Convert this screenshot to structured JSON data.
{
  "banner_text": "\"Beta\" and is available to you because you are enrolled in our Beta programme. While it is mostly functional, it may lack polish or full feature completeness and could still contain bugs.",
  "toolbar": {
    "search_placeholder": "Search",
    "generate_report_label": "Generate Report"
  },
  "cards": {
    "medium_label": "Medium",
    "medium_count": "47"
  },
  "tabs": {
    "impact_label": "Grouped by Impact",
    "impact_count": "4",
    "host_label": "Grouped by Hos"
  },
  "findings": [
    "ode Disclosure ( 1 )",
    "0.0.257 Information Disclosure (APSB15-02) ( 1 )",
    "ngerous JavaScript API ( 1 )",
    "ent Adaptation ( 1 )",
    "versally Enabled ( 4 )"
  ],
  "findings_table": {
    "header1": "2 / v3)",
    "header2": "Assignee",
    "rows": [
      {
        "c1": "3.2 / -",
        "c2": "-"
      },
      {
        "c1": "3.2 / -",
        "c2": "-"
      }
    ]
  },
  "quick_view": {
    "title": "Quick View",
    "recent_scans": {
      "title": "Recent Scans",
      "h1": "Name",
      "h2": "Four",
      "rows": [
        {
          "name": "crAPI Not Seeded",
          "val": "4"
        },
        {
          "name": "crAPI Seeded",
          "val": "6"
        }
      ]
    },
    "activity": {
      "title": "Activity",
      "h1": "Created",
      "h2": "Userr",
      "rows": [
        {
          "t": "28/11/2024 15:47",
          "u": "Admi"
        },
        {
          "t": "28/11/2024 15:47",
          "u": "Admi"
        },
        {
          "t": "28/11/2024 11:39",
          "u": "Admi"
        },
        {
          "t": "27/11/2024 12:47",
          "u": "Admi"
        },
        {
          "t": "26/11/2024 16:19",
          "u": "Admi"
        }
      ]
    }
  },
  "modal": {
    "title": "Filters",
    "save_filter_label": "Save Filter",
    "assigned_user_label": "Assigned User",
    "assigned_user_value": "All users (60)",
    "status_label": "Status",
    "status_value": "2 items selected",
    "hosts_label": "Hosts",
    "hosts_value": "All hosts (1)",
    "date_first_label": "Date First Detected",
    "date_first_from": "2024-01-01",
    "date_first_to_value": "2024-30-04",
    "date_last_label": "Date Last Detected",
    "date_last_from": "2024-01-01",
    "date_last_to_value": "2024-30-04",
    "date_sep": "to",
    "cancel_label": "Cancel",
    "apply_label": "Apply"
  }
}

Exercise goal:
Your task is to repeat the data exactly, with nothing left out.

Correct output:
Convert this screenshot to structured JSON data.
{
  "banner_text": "\"Beta\" and is available to you because you are enrolled in our Beta programme. While it is mostly functional, it may lack polish or full feature completeness and could still contain bugs.",
  "toolbar": {
    "search_placeholder": "Search",
    "generate_report_label": "Generate Report"
  },
  "cards": {
    "medium_label": "Medium",
    "medium_count": "47"
  },
  "tabs": {
    "impact_label": "Grouped by Impact",
    "impact_count": "4",
    "host_label": "Grouped by Hos"
  },
  "findings": [
    "ode Disclosure ( 1 )",
    "0.0.257 Information Disclosure (APSB15-02) ( 1 )",
    "ngerous JavaScript API ( 1 )",
    "ent Adaptation ( 1 )",
    "versally Enabled ( 4 )"
  ],
  "findings_table": {
    "header1": "2 / v3)",
    "header2": "Assignee",
    "rows": [
      {
        "c1": "3.2 / -",
        "c2": "-"
      },
      {
        "c1": "3.2 / -",
        "c2": "-"
      }
    ]
  },
  "quick_view": {
    "title": "Quick View",
    "recent_scans": {
      "title": "Recent Scans",
      "h1": "Name",
      "h2": "Four",
      "rows": [
        {
          "name": "crAPI Not Seeded",
          "val": "4"
        },
        {
          "name": "crAPI Seeded",
          "val": "6"
        }
      ]
    },
    "activity": {
      "title": "Activity",
      "h1": "Created",
      "h2": "Userr",
      "rows": [
        {
          "t": "28/11/2024 15:47",
          "u": "Admi"
        },
        {
          "t": "28/11/2024 15:47",
          "u": "Admi"
        },
        {
          "t": "28/11/2024 11:39",
          "u": "Admi"
        },
        {
          "t": "27/11/2024 12:47",
          "u": "Admi"
        },
        {
          "t": "26/11/2024 16:19",
          "u": "Admi"
        }
      ]
    }
  },
  "modal": {
    "title": "Filters",
    "save_filter_label": "Save Filter",
    "assigned_user_label": "Assigned User",
    "assigned_user_value": "All users (60)",
    "status_label": "Status",
    "status_value": "2 items selected",
    "hosts_label": "Hosts",
    "hosts_value": "All hosts (1)",
    "date_first_label": "Date First Detected",
    "date_first_from": "2024-01-01",
    "date_first_to_value": "2024-30-04",
    "date_last_label": "Date Last Detected",
    "date_last_from": "2024-01-01",
    "date_last_to_value": "2024-30-04",
    "date_sep": "to",
    "cancel_label": "Cancel",
    "apply_label": "Apply"
  }
}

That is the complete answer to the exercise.